# 60 Hertz = Bild scharf ---75 Hertz = Bild unscharf



## lucdec (28. Januar 2007)

Ich habe oben genanntes Problem...


Wenn die "Hertzahlen" hochdrehe, wird das Bild unscharf.

Was bewirkt das eignetlich wenn man das hochdreht?

Ich mach mal nen Screenshot-mal schauen ob man einen Unterschied sieht.


----------



## AgeLer (28. Januar 2007)

lucdec am 28.01.2007 11:44 schrieb:
			
		

> Wenn die "Hertzahlen" hochdrehe, wird das Bild unscharf.



Sieht am Anfang nur so aus, wenn man niedrige Hertzzahlen gewohnt ist.



> Was bewirkt das eignetlich wenn man das hochdreht?


Das Bild flimmert nicht mehr so stark.


----------



## cbw249 (28. Januar 2007)

hm kommt auf den monitor an, wenn ich ihn überdrehe dann flimmert das bild automatisch,


----------



## lucdec (28. Januar 2007)

AgeLer am 28.01.2007 11:46 schrieb:
			
		

> lucdec am 28.01.2007 11:44 schrieb:
> 
> 
> 
> ...




Hmm, kann mir aber nicht vorstellen , dass das besser sein soll (für die Augen)

Etwas was unscharf ist und dann zum Vergleich die "scharfen"    60 Hertz...

Ich versuchs mal mit 75 Hertz...

PS: Hab nen LCD


----------



## heinz-otto (28. Januar 2007)

lucdec am 28.01.2007 11:56 schrieb:
			
		

> PS: Hab nen LCD


Da ist sowas nix ungewöhnliches. Also ich kenne das Phänomen auch. Die Lösung liegt darin, den TFT bei 60Hz zu betreiben.


----------



## JohnCarpenter (28. Januar 2007)

> PS: Hab nen LCD


Das hättest du mal gleich erwähnen sollen. Die TFT-Monitore arbeiten in der Regel alle intern mit einer 60 Hertz Bildaufbaufrequenz. Das ist damit die einzig sinnvolle Einstellung. Alle höheren Frequenzen müssen also erst umgewandelt werden und bringen nichts. Noch besser wäre es, den Monitor über DVI-Kabel anzuschließen, wenn die entsprechenden Anschlüsse vorhanden sind.


----------



## kaapo (28. Januar 2007)

Röhrenmonitor = je hoeher desto besser, also ueber 75hz ist flimmerfrei und 85-100 ist so das uebliche und nur ein schlechter CRT wird bei ueber 72HZ unscharf..
Ganz anders der TFT, der ist immer flimmerfrei darf aber meist nur mit 60HZ oder 75HZ angefahren werden. Man muss dass nehmen was im Handbuch steht weil der TFT genau dafuer ausgelegt wurde. Genauseo ist es beim TFT mit der Aufloesung, wenn er fuer 1280 ausgelegt ist und man ihn mit 1024 betreibt, kann es sein dass es etwas unscharf wird, Es gilt der Wert der im Handbuch als NATIVE Aufloesung steht.
Gruss, kaaapo


----------



## lucdec (28. Januar 2007)

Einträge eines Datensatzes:
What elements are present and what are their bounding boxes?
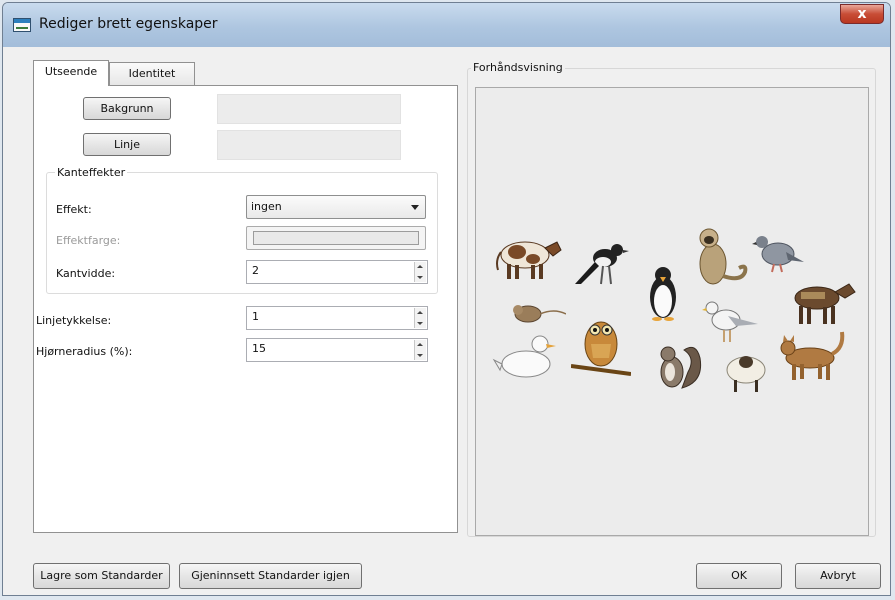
magpie-image <box>575 244 629 285</box>
duck-image <box>492 335 556 378</box>
line-button[interactable]: Linje <box>83 133 171 156</box>
arrow-up-icon <box>417 311 423 314</box>
arrow-up-icon <box>417 265 423 268</box>
line-thickness-value: 1 <box>252 310 259 323</box>
line-thickness-spinbox[interactable]: 1 <box>246 306 428 330</box>
restore-defaults-button[interactable]: Gjeninnsett Standarder igjen <box>179 563 362 589</box>
edge-width-value: 2 <box>252 264 259 277</box>
preview-board <box>475 87 869 536</box>
donkey-image <box>794 283 856 324</box>
close-button[interactable]: x <box>840 4 884 24</box>
sheep-image <box>726 356 766 392</box>
effect-color-field <box>246 226 426 250</box>
seagull-image <box>702 301 758 342</box>
effect-select[interactable]: ingen <box>246 195 426 219</box>
squirrel-image <box>660 346 702 389</box>
effect-label: Effekt: <box>56 203 92 216</box>
effect-color-label: Effektfarge: <box>56 234 121 247</box>
cow-image <box>496 241 562 279</box>
title-bar[interactable]: Rediger brett egenskaper x <box>3 3 890 47</box>
corner-radius-spinbox[interactable]: 15 <box>246 338 428 362</box>
appearance-panel: Bakgrunn Linje Kanteffekter Effekt: inge… <box>33 85 458 533</box>
arrow-up-icon <box>417 343 423 346</box>
arrow-down-icon <box>417 322 423 325</box>
tab-utseende[interactable]: Utseende <box>33 60 109 86</box>
edge-effects-legend: Kanteffekter <box>57 166 126 179</box>
dialog-content: Utseende Identitet Bakgrunn Linje Kantef… <box>11 47 882 595</box>
background-color-swatch <box>217 94 401 124</box>
rat-image <box>513 305 566 323</box>
owl-image <box>571 321 631 376</box>
edge-width-stepper[interactable] <box>414 262 426 282</box>
line-thickness-stepper[interactable] <box>414 308 426 328</box>
dialog-window: Rediger brett egenskaper x Utseende Iden… <box>2 2 891 596</box>
tab-identitet[interactable]: Identitet <box>109 62 195 86</box>
line-thickness-label: Linjetykkelse: <box>36 314 112 327</box>
arrow-down-icon <box>417 276 423 279</box>
line-color-swatch <box>217 130 401 160</box>
edge-width-label: Kantvidde: <box>56 267 116 280</box>
arrow-down-icon <box>417 354 423 357</box>
background-button[interactable]: Bakgrunn <box>83 97 171 120</box>
edge-width-spinbox[interactable]: 2 <box>246 260 428 284</box>
preview-title: Forhåndsvisning <box>471 61 565 74</box>
save-defaults-button[interactable]: Lagre som Standarder <box>33 563 170 589</box>
cat-image <box>780 331 845 380</box>
corner-radius-value: 15 <box>252 342 266 355</box>
monkey-image <box>699 228 748 285</box>
chevron-down-icon <box>411 205 419 210</box>
corner-radius-label: Hjørneradius (%): <box>36 345 133 358</box>
effect-select-value: ingen <box>251 200 282 213</box>
penguin-image <box>650 267 676 321</box>
corner-radius-stepper[interactable] <box>414 340 426 360</box>
pigeon-image <box>752 236 804 273</box>
ok-button[interactable]: OK <box>696 563 782 589</box>
cancel-button[interactable]: Avbryt <box>795 563 881 589</box>
window-title: Rediger brett egenskaper <box>39 16 218 32</box>
app-icon <box>13 18 31 32</box>
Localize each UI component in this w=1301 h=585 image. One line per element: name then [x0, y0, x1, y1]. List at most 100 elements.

**Deine Aufgabe:**
Liste alle Benutzernamen auf, die in der Forumsdiskussion über 60 und 75 Hertz als Verfasser eines Beitrags stehen. Nenne jeden Namen nur einmal.

**Ergebnis:**
lucdec
AgeLer
cbw249
heinz-otto
JohnCarpenter
kaapo